**Extracted entries**
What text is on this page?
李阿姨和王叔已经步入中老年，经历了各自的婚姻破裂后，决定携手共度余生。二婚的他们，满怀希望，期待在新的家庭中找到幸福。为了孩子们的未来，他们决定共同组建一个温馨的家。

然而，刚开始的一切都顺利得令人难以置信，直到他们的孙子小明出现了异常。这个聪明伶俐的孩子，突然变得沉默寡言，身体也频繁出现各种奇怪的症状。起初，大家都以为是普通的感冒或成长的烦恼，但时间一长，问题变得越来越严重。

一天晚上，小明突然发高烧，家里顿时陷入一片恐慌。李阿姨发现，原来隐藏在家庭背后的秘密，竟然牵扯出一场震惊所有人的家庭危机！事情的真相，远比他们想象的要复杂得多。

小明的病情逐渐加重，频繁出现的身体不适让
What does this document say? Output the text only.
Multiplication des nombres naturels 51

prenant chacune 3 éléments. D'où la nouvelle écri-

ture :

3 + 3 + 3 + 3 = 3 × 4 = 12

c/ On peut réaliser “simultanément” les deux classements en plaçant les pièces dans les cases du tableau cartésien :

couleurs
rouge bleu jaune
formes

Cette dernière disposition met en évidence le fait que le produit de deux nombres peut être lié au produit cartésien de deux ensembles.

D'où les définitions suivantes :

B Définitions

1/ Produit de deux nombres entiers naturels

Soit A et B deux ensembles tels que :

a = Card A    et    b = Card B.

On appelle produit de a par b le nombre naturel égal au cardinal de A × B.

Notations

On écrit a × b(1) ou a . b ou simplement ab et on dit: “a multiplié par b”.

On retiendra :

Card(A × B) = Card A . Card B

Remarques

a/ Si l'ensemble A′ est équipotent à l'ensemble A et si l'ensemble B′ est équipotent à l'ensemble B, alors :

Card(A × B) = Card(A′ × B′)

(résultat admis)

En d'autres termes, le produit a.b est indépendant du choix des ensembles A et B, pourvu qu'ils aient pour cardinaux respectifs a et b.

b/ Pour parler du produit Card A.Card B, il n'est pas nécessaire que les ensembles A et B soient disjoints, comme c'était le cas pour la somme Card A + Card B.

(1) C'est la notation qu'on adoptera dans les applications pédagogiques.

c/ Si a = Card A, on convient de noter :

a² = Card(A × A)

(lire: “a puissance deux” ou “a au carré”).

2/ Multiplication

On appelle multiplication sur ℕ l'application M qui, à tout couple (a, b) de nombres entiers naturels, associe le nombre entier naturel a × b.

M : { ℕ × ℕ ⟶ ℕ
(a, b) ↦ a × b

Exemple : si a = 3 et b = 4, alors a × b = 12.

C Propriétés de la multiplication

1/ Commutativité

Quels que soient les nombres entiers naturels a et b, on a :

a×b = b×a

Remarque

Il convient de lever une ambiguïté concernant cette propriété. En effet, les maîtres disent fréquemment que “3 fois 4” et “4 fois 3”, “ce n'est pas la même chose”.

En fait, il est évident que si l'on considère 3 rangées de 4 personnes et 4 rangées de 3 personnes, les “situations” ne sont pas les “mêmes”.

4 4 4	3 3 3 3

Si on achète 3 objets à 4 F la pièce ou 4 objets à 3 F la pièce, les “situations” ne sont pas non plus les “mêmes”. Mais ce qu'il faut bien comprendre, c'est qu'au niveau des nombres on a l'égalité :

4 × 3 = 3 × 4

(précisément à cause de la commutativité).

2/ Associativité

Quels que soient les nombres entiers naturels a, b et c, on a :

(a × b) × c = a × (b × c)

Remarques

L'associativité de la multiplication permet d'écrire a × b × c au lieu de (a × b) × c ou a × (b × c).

**The task**
Produce a verbatim transcription of the entries above.

**Task output**
What text is on this page?
李阿姨和王叔已经步入中老年，经历了各自的婚姻破裂后，决定携手共度余生。二婚的他们，满怀希望，期待在新的家庭中找到幸福。为了孩子们的未来，他们决定共同组建一个温馨的家。

然而，刚开始的一切都顺利得令人难以置信，直到他们的孙子小明出现了异常。这个聪明伶俐的孩子，突然变得沉默寡言，身体也频繁出现各种奇怪的症状。起初，大家都以为是普通的感冒或成长的烦恼，但时间一长，问题变得越来越严重。

一天晚上，小明突然发高烧，家里顿时陷入一片恐慌。李阿姨发现，原来隐藏在家庭背后的秘密，竟然牵扯出一场震惊所有人的家庭危机！事情的真相，远比他们想象的要复杂得多。

小明的病情逐渐加重，频繁出现的身体不适让
What does this document say? Output the text only.
Multiplication des nombres naturels 51

prenant chacune 3 éléments. D'où la nouvelle écri-

ture :

3 + 3 + 3 + 3 = 3 × 4 = 12

c/ On peut réaliser “simultanément” les deux classements en plaçant les pièces dans les cases du tableau cartésien :

couleurs
rouge bleu jaune
formes

Cette dernière disposition met en évidence le fait que le produit de deux nombres peut être lié au produit cartésien de deux ensembles.

D'où les définitions suivantes :

B Définitions

1/ Produit de deux nombres entiers naturels

Soit A et B deux ensembles tels que :

a = Card A    et    b = Card B.

On appelle produit de a par b le nombre naturel égal au cardinal de A × B.

Notations

On écrit a × b(1) ou a . b ou simplement ab et on dit: “a multiplié par b”.

On retiendra :

Card(A × B) = Card A . Card B

Remarques

a/ Si l'ensemble A′ est équipotent à l'ensemble A et si l'ensemble B′ est équipotent à l'ensemble B, alors :

Card(A × B) = Card(A′ × B′)

(résultat admis)

En d'autres termes, le produit a.b est indépendant du choix des ensembles A et B, pourvu qu'ils aient pour cardinaux respectifs a et b.

b/ Pour parler du produit Card A.Card B, il n'est pas nécessaire que les ensembles A et B soient disjoints, comme c'était le cas pour la somme Card A + Card B.

(1) C'est la notation qu'on adoptera dans les applications pédagogiques.

c/ Si a = Card A, on convient de noter :

a² = Card(A × A)

(lire: “a puissance deux” ou “a au carré”).

2/ Multiplication

On appelle multiplication sur ℕ l'application M qui, à tout couple (a, b) de nombres entiers naturels, associe le nombre entier naturel a × b.

M : { ℕ × ℕ ⟶ ℕ
(a, b) ↦ a × b

Exemple : si a = 3 et b = 4, alors a × b = 12.

C Propriétés de la multiplication

1/ Commutativité

Quels que soient les nombres entiers naturels a et b, on a :

a×b = b×a

Remarque

Il convient de lever une ambiguïté concernant cette propriété. En effet, les maîtres disent fréquemment que “3 fois 4” et “4 fois 3”, “ce n'est pas la même chose”.

En fait, il est évident que si l'on considère 3 rangées de 4 personnes et 4 rangées de 3 personnes, les “situations” ne sont pas les “mêmes”.

4 4 4	3 3 3 3

Si on achète 3 objets à 4 F la pièce ou 4 objets à 3 F la pièce, les “situations” ne sont pas non plus les “mêmes”. Mais ce qu'il faut bien comprendre, c'est qu'au niveau des nombres on a l'égalité :

4 × 3 = 3 × 4

(précisément à cause de la commutativité).

2/ Associativité

Quels que soient les nombres entiers naturels a, b et c, on a :

(a × b) × c = a × (b × c)

Remarques

L'associativité de la multiplication permet d'écrire a × b × c au lieu de (a × b) × c ou a × (b × c).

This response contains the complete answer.